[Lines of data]

========================================================================

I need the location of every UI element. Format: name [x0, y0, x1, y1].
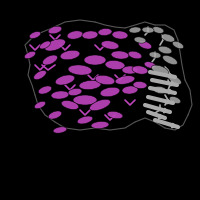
Ellipse shape	[153, 86, 167, 94]
Ellipse shape	[142, 27, 154, 33]
Ellipse shape	[115, 76, 135, 84]
Ellipse shape	[169, 97, 181, 103]
Ellipse shape	[68, 65, 92, 75]
Ellipse shape	[105, 60, 125, 70]
Ellipse shape	[122, 86, 138, 94]
Ellipse shape	[169, 75, 181, 85]
Ellipse shape	[138, 41, 152, 49]
Ellipse shape	[68, 88, 82, 96]
Ellipse shape	[73, 95, 97, 105]
Ellipse shape	[163, 55, 177, 65]
Ellipse shape	[48, 26, 62, 34]
Ellipse shape	[133, 81, 147, 89]
Ellipse shape	[111, 51, 129, 59]
Ellipse shape	[24, 51, 36, 59]
Ellipse shape	[112, 31, 128, 39]
Ellipse shape	[53, 127, 67, 133]
Ellipse shape	[107, 111, 123, 119]
Ellipse shape	[79, 80, 101, 90]
Ellipse shape	[101, 41, 119, 49]
Ellipse shape	[29, 32, 41, 38]
Ellipse shape	[152, 27, 164, 33]
Ellipse shape	[172, 41, 184, 49]
Ellipse shape	[45, 39, 65, 51]
Ellipse shape	[158, 46, 172, 54]
Ellipse shape	[82, 31, 98, 39]
Ellipse shape	[43, 55, 57, 65]
Ellipse shape	[38, 86, 52, 94]
Ellipse shape	[132, 66, 148, 74]
Ellipse shape	[95, 75, 115, 85]
Ellipse shape	[129, 27, 141, 33]
Ellipse shape	[84, 55, 106, 65]
Ellipse shape	[40, 41, 50, 49]
Ellipse shape	[100, 87, 120, 97]
Ellipse shape	[98, 28, 112, 36]
Ellipse shape	[128, 51, 142, 59]
Ellipse shape	[161, 34, 175, 42]
Ellipse shape	[48, 111, 62, 119]
Ellipse shape	[67, 31, 83, 39]
Ellipse shape	[34, 101, 46, 109]
Ellipse shape	[134, 37, 146, 43]
Ellipse shape	[91, 121, 109, 129]
Ellipse shape	[90, 99, 110, 111]
Ellipse shape	[77, 116, 93, 124]
Ellipse shape	[60, 50, 80, 60]
Ellipse shape	[34, 70, 46, 80]
Ellipse shape	[151, 65, 169, 75]
Ellipse shape	[149, 52, 161, 58]
Ellipse shape	[61, 100, 79, 110]
Ellipse shape	[51, 91, 69, 99]
Ellipse shape	[144, 62, 156, 68]
Ellipse shape	[55, 75, 75, 85]
Ellipse shape	[122, 66, 138, 74]
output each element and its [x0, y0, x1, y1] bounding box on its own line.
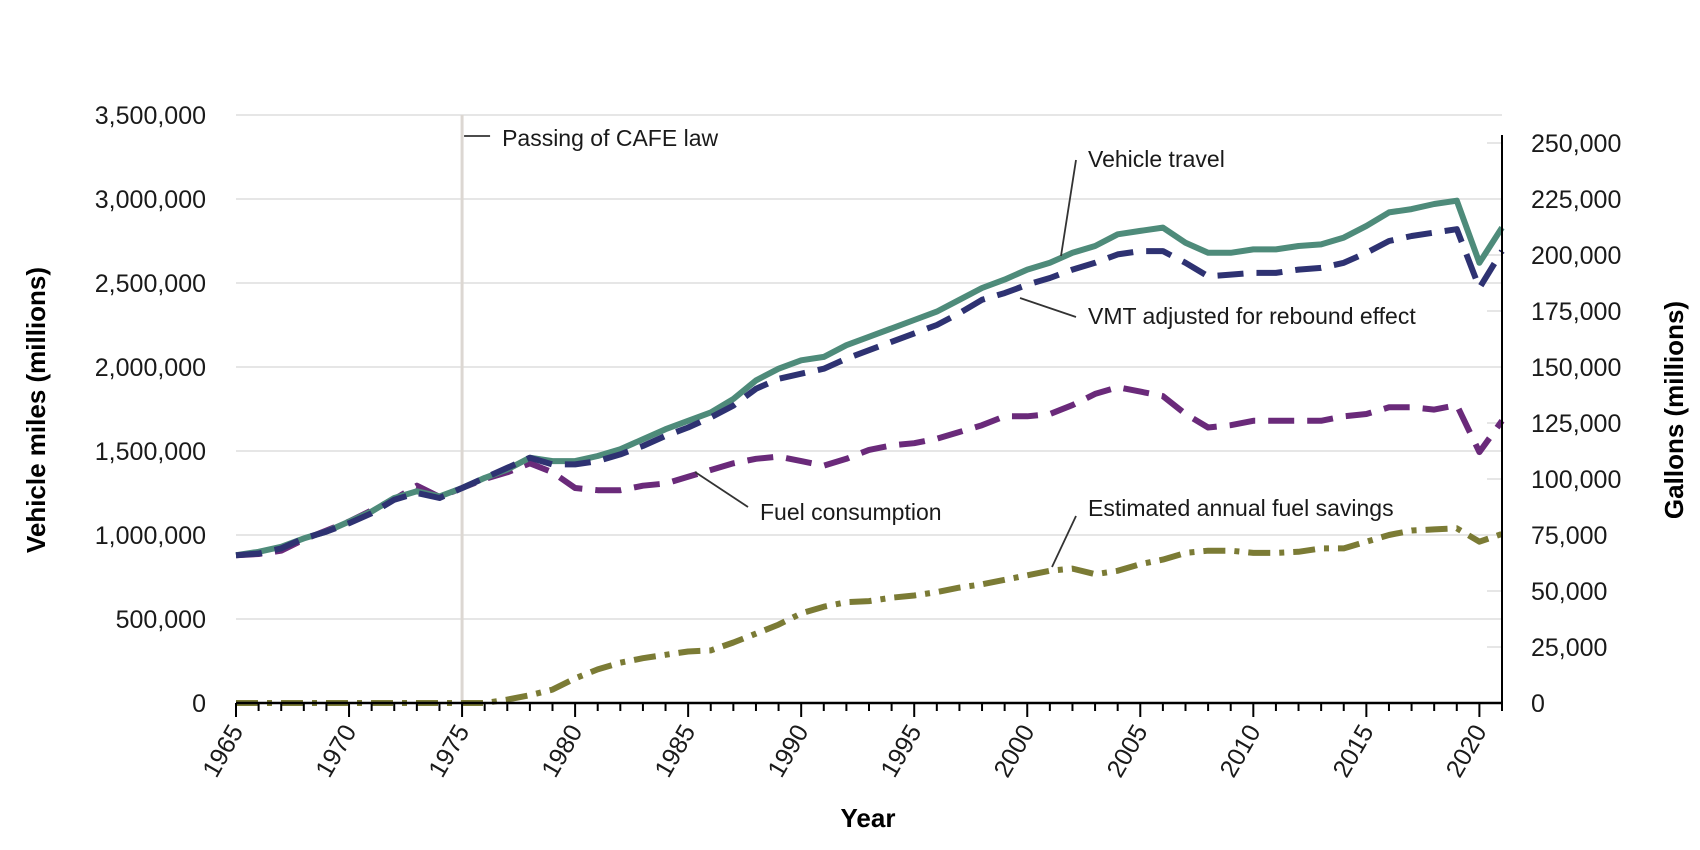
- x-tick-label: 2020: [1441, 720, 1493, 782]
- fuel-savings-leader: [1051, 515, 1077, 568]
- fuel-consumption-line: [235, 384, 1505, 559]
- y-left-tick-label: 2,000,000: [95, 354, 206, 382]
- y-left-tick-label: 500,000: [116, 606, 206, 634]
- y-right-tick-label: 125,000: [1531, 410, 1621, 438]
- y-right-tick-label: 150,000: [1531, 354, 1621, 382]
- y-right-tick-label: 0: [1531, 690, 1545, 718]
- right-gridlines: [1487, 142, 1502, 648]
- y-left-axis-title: Vehicle miles (millions): [21, 267, 51, 553]
- vmt-rebound-label: VMT adjusted for rebound effect: [1088, 303, 1416, 329]
- x-tick-label: 2000: [988, 720, 1040, 782]
- vehicle-travel-line: [235, 197, 1505, 559]
- cafe-law-label: Passing of CAFE law: [502, 125, 718, 151]
- vehicle-travel-leader: [1060, 159, 1077, 257]
- y-left-tick-label: 3,500,000: [95, 102, 206, 130]
- left-gridlines: [236, 114, 1502, 620]
- x-tick-label: 1970: [310, 720, 362, 782]
- right-axis-ticks: 0 25,000 50,000 75,000 100,000 125,000 150,000…: [1531, 130, 1621, 718]
- y-right-axis-title: Gallons (millions): [1659, 301, 1689, 519]
- x-tick-label: 1995: [875, 720, 927, 782]
- x-axis-title: Year: [841, 803, 896, 833]
- y-right-tick-label: 200,000: [1531, 242, 1621, 270]
- y-left-tick-label: 1,000,000: [95, 522, 206, 550]
- y-left-tick-label: 1,500,000: [95, 438, 206, 466]
- x-tick-label: 2015: [1327, 720, 1379, 782]
- x-tick-label: 1965: [197, 720, 249, 782]
- y-right-tick-label: 250,000: [1531, 130, 1621, 158]
- y-right-tick-label: 75,000: [1531, 522, 1607, 550]
- y-right-tick-label: 100,000: [1531, 466, 1621, 494]
- y-right-tick-label: 50,000: [1531, 578, 1607, 606]
- fuel-savings-label: Estimated annual fuel savings: [1088, 495, 1394, 521]
- y-left-tick-label: 3,000,000: [95, 186, 206, 214]
- x-tick-label: 1990: [762, 720, 814, 782]
- vehicle-travel-label: Vehicle travel: [1088, 146, 1225, 172]
- x-tick-label: 1985: [649, 720, 701, 782]
- y-right-tick-label: 175,000: [1531, 298, 1621, 326]
- vmt-rebound-leader: [1019, 297, 1077, 318]
- fuel-savings-line: [236, 525, 1503, 706]
- y-right-tick-label: 225,000: [1531, 186, 1621, 214]
- x-tick-label: 1975: [423, 720, 475, 782]
- x-axis-ticks: 1965 1970 1975 1980 1985 1990 1995 2000 2005 2010…: [197, 703, 1503, 782]
- x-tick-label: 2005: [1101, 720, 1153, 782]
- left-axis-ticks: 0 500,000 1,000,000 1,500,000 2,000,000 2,500…: [95, 102, 206, 718]
- x-tick-label: 2010: [1214, 720, 1266, 782]
- vmt-rebound-line: [235, 226, 1505, 559]
- y-left-tick-label: 2,500,000: [95, 270, 206, 298]
- annotations: Passing of CAFE law Vehicle travel VMT adj…: [464, 125, 1416, 568]
- x-tick-label: 1980: [536, 720, 588, 782]
- y-right-tick-label: 25,000: [1531, 634, 1607, 662]
- fuel-consumption-leader: [694, 471, 749, 508]
- fuel-consumption-label: Fuel consumption: [760, 499, 942, 525]
- y-left-tick-label: 0: [192, 690, 206, 718]
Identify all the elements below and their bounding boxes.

========================================================================

» **Task prompt**: Convert each line of the records above into a JSON list of strings, one string per line, with blank lines omitted. Leave the pictures out of the list.

» **Solution to the problem**:
[
  "I need the location of every UI element. Format: name [x0, y0, x1, y1].",
  "Ellipse shape\t[153, 86, 167, 94]",
  "Ellipse shape\t[142, 27, 154, 33]",
  "Ellipse shape\t[115, 76, 135, 84]",
  "Ellipse shape\t[169, 97, 181, 103]",
  "Ellipse shape\t[68, 65, 92, 75]",
  "Ellipse shape\t[105, 60, 125, 70]",
  "Ellipse shape\t[122, 86, 138, 94]",
  "Ellipse shape\t[169, 75, 181, 85]",
  "Ellipse shape\t[138, 41, 152, 49]",
  "Ellipse shape\t[68, 88, 82, 96]",
  "Ellipse shape\t[73, 95, 97, 105]",
  "Ellipse shape\t[163, 55, 177, 65]",
  "Ellipse shape\t[48, 26, 62, 34]",
  "Ellipse shape\t[133, 81, 147, 89]",
  "Ellipse shape\t[111, 51, 129, 59]",
  "Ellipse shape\t[24, 51, 36, 59]",
  "Ellipse shape\t[112, 31, 128, 39]",
  "Ellipse shape\t[53, 127, 67, 133]",
  "Ellipse shape\t[107, 111, 123, 119]",
  "Ellipse shape\t[79, 80, 101, 90]",
  "Ellipse shape\t[101, 41, 119, 49]",
  "Ellipse shape\t[29, 32, 41, 38]",
  "Ellipse shape\t[152, 27, 164, 33]",
  "Ellipse shape\t[172, 41, 184, 49]",
  "Ellipse shape\t[45, 39, 65, 51]",
  "Ellipse shape\t[158, 46, 172, 54]",
  "Ellipse shape\t[82, 31, 98, 39]",
  "Ellipse shape\t[43, 55, 57, 65]",
  "Ellipse shape\t[38, 86, 52, 94]",
  "Ellipse shape\t[132, 66, 148, 74]",
  "Ellipse shape\t[95, 75, 115, 85]",
  "Ellipse shape\t[129, 27, 141, 33]",
  "Ellipse shape\t[84, 55, 106, 65]",
  "Ellipse shape\t[40, 41, 50, 49]",
  "Ellipse shape\t[100, 87, 120, 97]",
  "Ellipse shape\t[98, 28, 112, 36]",
  "Ellipse shape\t[128, 51, 142, 59]",
  "Ellipse shape\t[161, 34, 175, 42]",
  "Ellipse shape\t[48, 111, 62, 119]",
  "Ellipse shape\t[67, 31, 83, 39]",
  "Ellipse shape\t[34, 101, 46, 109]",
  "Ellipse shape\t[134, 37, 146, 43]",
  "Ellipse shape\t[91, 121, 109, 129]",
  "Ellipse shape\t[90, 99, 110, 111]",
  "Ellipse shape\t[77, 116, 93, 124]",
  "Ellipse shape\t[60, 50, 80, 60]",
  "Ellipse shape\t[34, 70, 46, 80]",
  "Ellipse shape\t[151, 65, 169, 75]",
  "Ellipse shape\t[149, 52, 161, 58]",
  "Ellipse shape\t[61, 100, 79, 110]",
  "Ellipse shape\t[51, 91, 69, 99]",
  "Ellipse shape\t[144, 62, 156, 68]",
  "Ellipse shape\t[55, 75, 75, 85]",
  "Ellipse shape\t[122, 66, 138, 74]",
  "output each element and its [x0, y0, x1, y1] bounding box on its own line.",
  "- x-tick-label: 2020: [1441, 720, 1493, 782]",
  "- fuel-savings-leader: [1051, 515, 1077, 568]",
  "- fuel-consumption-line: [235, 384, 1505, 559]",
  "- y-left-tick-label: 2,000,000: [95, 354, 206, 382]",
  "- y-left-tick-label: 500,000: [116, 606, 206, 634]",
  "- y-right-tick-label: 125,000: [1531, 410, 1621, 438]",
  "- y-right-tick-label: 150,000: [1531, 354, 1621, 382]",
  "- y-right-tick-label: 0: [1531, 690, 1545, 718]",
  "- right-gridlines: [1487, 142, 1502, 648]",
  "- y-left-axis-title: Vehicle miles (millions): [21, 267, 51, 553]",
  "- vmt-rebound-label: VMT adjusted for rebound effect: [1088, 303, 1416, 329]",
  "- x-tick-label: 2000: [988, 720, 1040, 782]",
  "- vehicle-travel-line: [235, 197, 1505, 559]",
  "- cafe-law-label: Passing of CAFE law: [502, 125, 718, 151]",
  "- vehicle-travel-leader: [1060, 159, 1077, 257]",
  "- y-left-tick-label: 3,500,000: [95, 102, 206, 130]",
  "- left-gridlines: [236, 114, 1502, 620]",
  "- x-tick-label: 1970: [310, 720, 362, 782]",
  "- right-axis-ticks: 0 25,000 50,000 75,000 100,000 125,000 150,000…: [1531, 130, 1621, 718]",
  "- y-right-axis-title: Gallons (millions): [1659, 301, 1689, 519]",
  "- x-tick-label: 1995: [875, 720, 927, 782]",
  "- x-axis-title: Year: [841, 803, 896, 833]",
  "- y-right-tick-label: 200,000: [1531, 242, 1621, 270]",
  "- y-left-tick-label: 1,000,000: [95, 522, 206, 550]",
  "- y-left-tick-label: 1,500,000: [95, 438, 206, 466]",
  "- x-tick-label: 2015: [1327, 720, 1379, 782]",
  "- x-tick-label: 1965: [197, 720, 249, 782]",
  "- y-right-tick-label: 250,000: [1531, 130, 1621, 158]",
  "- y-right-tick-label: 75,000: [1531, 522, 1607, 550]",
  "- y-right-tick-label: 100,000: [1531, 466, 1621, 494]",
  "- y-right-tick-label: 50,000: [1531, 578, 1607, 606]",
  "- fuel-savings-label: Estimated annual fuel savings: [1088, 495, 1394, 521]",
  "- y-left-tick-label: 3,000,000: [95, 186, 206, 214]",
  "- x-tick-label: 1990: [762, 720, 814, 782]",
  "- vehicle-travel-label: Vehicle travel: [1088, 146, 1225, 172]",
  "- x-tick-label: 1985: [649, 720, 701, 782]",
  "- y-right-tick-label: 175,000: [1531, 298, 1621, 326]",
  "- vmt-rebound-leader: [1019, 297, 1077, 318]",
  "- fuel-savings-line: [236, 525, 1503, 706]",
  "- y-right-tick-label: 225,000: [1531, 186, 1621, 214]",
  "- x-tick-label: 1975: [423, 720, 475, 782]",
  "- x-axis-ticks: 1965 1970 1975 1980 1985 1990 1995 2000 2005 2010…: [197, 703, 1503, 782]",
  "- x-tick-label: 2005: [1101, 720, 1153, 782]",
  "- left-axis-ticks: 0 500,000 1,000,000 1,500,000 2,000,000 2,500…: [95, 102, 206, 718]",
  "- x-tick-label: 2010: [1214, 720, 1266, 782]",
  "- vmt-rebound-line: [235, 226, 1505, 559]",
  "- y-left-tick-label: 2,500,000: [95, 270, 206, 298]",
  "- annotations: Passing of CAFE law Vehicle travel VMT adj…: [464, 125, 1416, 568]",
  "- x-tick-label: 1980: [536, 720, 588, 782]",
  "- y-right-tick-label: 25,000: [1531, 634, 1607, 662]",
  "- fuel-consumption-leader: [694, 471, 749, 508]",
  "- fuel-consumption-label: Fuel consumption: [760, 499, 942, 525]",
  "- y-left-tick-label: 0: [192, 690, 206, 718]",
  "Identify all the elements below and their bounding boxes."
]